**Written problem:**
Copy out all of the material exactly.

[Extracted data entries]
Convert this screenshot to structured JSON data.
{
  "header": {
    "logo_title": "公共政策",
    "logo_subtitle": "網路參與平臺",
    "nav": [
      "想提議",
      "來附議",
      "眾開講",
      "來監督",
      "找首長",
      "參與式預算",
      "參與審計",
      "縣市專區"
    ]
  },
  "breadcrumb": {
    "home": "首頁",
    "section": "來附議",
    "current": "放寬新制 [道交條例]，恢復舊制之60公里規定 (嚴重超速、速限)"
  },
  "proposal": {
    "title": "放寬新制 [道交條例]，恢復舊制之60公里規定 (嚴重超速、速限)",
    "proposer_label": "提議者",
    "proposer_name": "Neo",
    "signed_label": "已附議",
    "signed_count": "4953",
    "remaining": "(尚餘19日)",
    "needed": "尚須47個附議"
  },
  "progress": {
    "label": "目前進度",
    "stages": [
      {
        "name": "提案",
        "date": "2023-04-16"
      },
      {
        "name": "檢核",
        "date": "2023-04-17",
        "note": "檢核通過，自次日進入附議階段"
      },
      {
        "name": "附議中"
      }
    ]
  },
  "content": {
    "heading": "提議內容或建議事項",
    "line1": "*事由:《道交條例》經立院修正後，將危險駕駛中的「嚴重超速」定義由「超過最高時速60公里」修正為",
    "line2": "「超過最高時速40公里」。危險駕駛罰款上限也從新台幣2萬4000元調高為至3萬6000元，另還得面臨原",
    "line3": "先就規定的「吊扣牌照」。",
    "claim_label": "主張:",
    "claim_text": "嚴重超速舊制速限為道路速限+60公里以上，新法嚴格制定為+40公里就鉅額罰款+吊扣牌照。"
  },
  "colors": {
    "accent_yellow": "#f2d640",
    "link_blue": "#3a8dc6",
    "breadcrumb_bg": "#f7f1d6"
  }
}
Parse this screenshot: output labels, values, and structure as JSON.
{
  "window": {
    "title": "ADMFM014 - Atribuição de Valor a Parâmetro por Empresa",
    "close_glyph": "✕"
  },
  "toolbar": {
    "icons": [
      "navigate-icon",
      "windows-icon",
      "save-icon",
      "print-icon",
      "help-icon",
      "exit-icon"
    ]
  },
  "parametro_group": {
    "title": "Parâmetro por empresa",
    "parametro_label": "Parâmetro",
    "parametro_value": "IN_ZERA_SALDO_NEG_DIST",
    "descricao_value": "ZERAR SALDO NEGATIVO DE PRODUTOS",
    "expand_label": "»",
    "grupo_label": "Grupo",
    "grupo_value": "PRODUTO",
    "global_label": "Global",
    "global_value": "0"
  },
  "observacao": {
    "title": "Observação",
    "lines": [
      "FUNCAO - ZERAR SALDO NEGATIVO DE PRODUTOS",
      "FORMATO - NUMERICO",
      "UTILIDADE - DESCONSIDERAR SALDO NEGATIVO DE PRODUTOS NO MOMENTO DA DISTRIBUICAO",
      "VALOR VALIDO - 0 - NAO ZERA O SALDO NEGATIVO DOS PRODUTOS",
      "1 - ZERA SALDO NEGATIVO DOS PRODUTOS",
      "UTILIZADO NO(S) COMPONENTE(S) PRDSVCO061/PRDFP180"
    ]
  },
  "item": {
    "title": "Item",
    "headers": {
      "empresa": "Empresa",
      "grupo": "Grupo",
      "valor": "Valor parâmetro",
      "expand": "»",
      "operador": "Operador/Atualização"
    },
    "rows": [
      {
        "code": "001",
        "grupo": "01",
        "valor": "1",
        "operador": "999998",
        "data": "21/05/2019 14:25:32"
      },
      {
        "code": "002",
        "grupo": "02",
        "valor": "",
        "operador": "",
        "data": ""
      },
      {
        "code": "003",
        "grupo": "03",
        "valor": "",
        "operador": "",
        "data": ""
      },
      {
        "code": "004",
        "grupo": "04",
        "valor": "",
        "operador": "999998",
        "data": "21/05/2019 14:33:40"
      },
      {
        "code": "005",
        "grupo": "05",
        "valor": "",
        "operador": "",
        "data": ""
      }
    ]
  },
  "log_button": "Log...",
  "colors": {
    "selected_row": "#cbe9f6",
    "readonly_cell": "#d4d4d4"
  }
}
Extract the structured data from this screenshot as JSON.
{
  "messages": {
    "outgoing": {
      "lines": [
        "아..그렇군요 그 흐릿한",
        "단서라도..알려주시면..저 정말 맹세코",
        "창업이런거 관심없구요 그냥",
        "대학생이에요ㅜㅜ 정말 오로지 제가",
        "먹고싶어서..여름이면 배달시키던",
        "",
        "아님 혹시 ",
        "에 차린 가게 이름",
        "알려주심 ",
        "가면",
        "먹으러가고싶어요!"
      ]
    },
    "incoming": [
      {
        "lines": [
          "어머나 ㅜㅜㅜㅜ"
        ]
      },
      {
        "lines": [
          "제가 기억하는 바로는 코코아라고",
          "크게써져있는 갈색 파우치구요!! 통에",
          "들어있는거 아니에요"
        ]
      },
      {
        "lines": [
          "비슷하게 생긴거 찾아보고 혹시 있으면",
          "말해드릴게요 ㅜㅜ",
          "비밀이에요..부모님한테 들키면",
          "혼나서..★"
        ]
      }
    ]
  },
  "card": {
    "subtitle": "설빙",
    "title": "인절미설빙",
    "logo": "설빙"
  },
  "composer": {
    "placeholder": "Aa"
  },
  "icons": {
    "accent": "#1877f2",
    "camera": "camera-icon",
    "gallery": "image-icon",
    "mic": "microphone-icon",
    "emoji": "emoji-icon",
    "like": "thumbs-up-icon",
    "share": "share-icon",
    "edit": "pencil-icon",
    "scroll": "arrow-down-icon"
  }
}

**Answer to this problem:**
Convert this screenshot to structured JSON data.
{
  "header": {
    "logo_title": "公共政策",
    "logo_subtitle": "網路參與平臺",
    "nav": [
      "想提議",
      "來附議",
      "眾開講",
      "來監督",
      "找首長",
      "參與式預算",
      "參與審計",
      "縣市專區"
    ]
  },
  "breadcrumb": {
    "home": "首頁",
    "section": "來附議",
    "current": "放寬新制 [道交條例]，恢復舊制之60公里規定 (嚴重超速、速限)"
  },
  "proposal": {
    "title": "放寬新制 [道交條例]，恢復舊制之60公里規定 (嚴重超速、速限)",
    "proposer_label": "提議者",
    "proposer_name": "Neo",
    "signed_label": "已附議",
    "signed_count": "4953",
    "remaining": "(尚餘19日)",
    "needed": "尚須47個附議"
  },
  "progress": {
    "label": "目前進度",
    "stages": [
      {
        "name": "提案",
        "date": "2023-04-16"
      },
      {
        "name": "檢核",
        "date": "2023-04-17",
        "note": "檢核通過，自次日進入附議階段"
      },
      {
        "name": "附議中"
      }
    ]
  },
  "content": {
    "heading": "提議內容或建議事項",
    "line1": "*事由:《道交條例》經立院修正後，將危險駕駛中的「嚴重超速」定義由「超過最高時速60公里」修正為",
    "line2": "「超過最高時速40公里」。危險駕駛罰款上限也從新台幣2萬4000元調高為至3萬6000元，另還得面臨原",
    "line3": "先就規定的「吊扣牌照」。",
    "claim_label": "主張:",
    "claim_text": "嚴重超速舊制速限為道路速限+60公里以上，新法嚴格制定為+40公里就鉅額罰款+吊扣牌照。"
  },
  "colors": {
    "accent_yellow": "#f2d640",
    "link_blue": "#3a8dc6",
    "breadcrumb_bg": "#f7f1d6"
  }
}
Parse this screenshot: output labels, values, and structure as JSON.
{
  "window": {
    "title": "ADMFM014 - Atribuição de Valor a Parâmetro por Empresa",
    "close_glyph": "✕"
  },
  "toolbar": {
    "icons": [
      "navigate-icon",
      "windows-icon",
      "save-icon",
      "print-icon",
      "help-icon",
      "exit-icon"
    ]
  },
  "parametro_group": {
    "title": "Parâmetro por empresa",
    "parametro_label": "Parâmetro",
    "parametro_value": "IN_ZERA_SALDO_NEG_DIST",
    "descricao_value": "ZERAR SALDO NEGATIVO DE PRODUTOS",
    "expand_label": "»",
    "grupo_label": "Grupo",
    "grupo_value": "PRODUTO",
    "global_label": "Global",
    "global_value": "0"
  },
  "observacao": {
    "title": "Observação",
    "lines": [
      "FUNCAO - ZERAR SALDO NEGATIVO DE PRODUTOS",
      "FORMATO - NUMERICO",
      "UTILIDADE - DESCONSIDERAR SALDO NEGATIVO DE PRODUTOS NO MOMENTO DA DISTRIBUICAO",
      "VALOR VALIDO - 0 - NAO ZERA O SALDO NEGATIVO DOS PRODUTOS",
      "1 - ZERA SALDO NEGATIVO DOS PRODUTOS",
      "UTILIZADO NO(S) COMPONENTE(S) PRDSVCO061/PRDFP180"
    ]
  },
  "item": {
    "title": "Item",
    "headers": {
      "empresa": "Empresa",
      "grupo": "Grupo",
      "valor": "Valor parâmetro",
      "expand": "»",
      "operador": "Operador/Atualização"
    },
    "rows": [
      {
        "code": "001",
        "grupo": "01",
        "valor": "1",
        "operador": "999998",
        "data": "21/05/2019 14:25:32"
      },
      {
        "code": "002",
        "grupo": "02",
        "valor": "",
        "operador": "",
        "data": ""
      },
      {
        "code": "003",
        "grupo": "03",
        "valor": "",
        "operador": "",
        "data": ""
      },
      {
        "code": "004",
        "grupo": "04",
        "valor": "",
        "operador": "999998",
        "data": "21/05/2019 14:33:40"
      },
      {
        "code": "005",
        "grupo": "05",
        "valor": "",
        "operador": "",
        "data": ""
      }
    ]
  },
  "log_button": "Log...",
  "colors": {
    "selected_row": "#cbe9f6",
    "readonly_cell": "#d4d4d4"
  }
}
Extract the structured data from this screenshot as JSON.
{
  "messages": {
    "outgoing": {
      "lines": [
        "아..그렇군요 그 흐릿한",
        "단서라도..알려주시면..저 정말 맹세코",
        "창업이런거 관심없구요 그냥",
        "대학생이에요ㅜㅜ 정말 오로지 제가",
        "먹고싶어서..여름이면 배달시키던",
        "",
        "아님 혹시 ",
        "에 차린 가게 이름",
        "알려주심 ",
        "가면",
        "먹으러가고싶어요!"
      ]
    },
    "incoming": [
      {
        "lines": [
          "어머나 ㅜㅜㅜㅜ"
        ]
      },
      {
        "lines": [
          "제가 기억하는 바로는 코코아라고",
          "크게써져있는 갈색 파우치구요!! 통에",
          "들어있는거 아니에요"
        ]
      },
      {
        "lines": [
          "비슷하게 생긴거 찾아보고 혹시 있으면",
          "말해드릴게요 ㅜㅜ",
          "비밀이에요..부모님한테 들키면",
          "혼나서..★"
        ]
      }
    ]
  },
  "card": {
    "subtitle": "설빙",
    "title": "인절미설빙",
    "logo": "설빙"
  },
  "composer": {
    "placeholder": "Aa"
  },
  "icons": {
    "accent": "#1877f2",
    "camera": "camera-icon",
    "gallery": "image-icon",
    "mic": "microphone-icon",
    "emoji": "emoji-icon",
    "like": "thumbs-up-icon",
    "share": "share-icon",
    "edit": "pencil-icon",
    "scroll": "arrow-down-icon"
  }
}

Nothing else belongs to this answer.